**Exercise objective**:
Update the records by replacing every occurrence of "interactable" with "clickable" and leaving everything else as it is.

**Extracted information**:
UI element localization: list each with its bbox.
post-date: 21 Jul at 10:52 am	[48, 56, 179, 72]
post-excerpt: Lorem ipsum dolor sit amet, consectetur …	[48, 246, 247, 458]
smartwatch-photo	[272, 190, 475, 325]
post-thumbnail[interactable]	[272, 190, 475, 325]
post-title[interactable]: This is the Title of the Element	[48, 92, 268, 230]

**Answer to the task**:
UI element localization: list each with its bbox.
post-date: 21 Jul at 10:52 am	[48, 56, 179, 72]
post-excerpt: Lorem ipsum dolor sit amet, consectetur …	[48, 246, 247, 458]
smartwatch-photo	[272, 190, 475, 325]
post-thumbnail[clickable]	[272, 190, 475, 325]
post-title[clickable]: This is the Title of the Element	[48, 92, 268, 230]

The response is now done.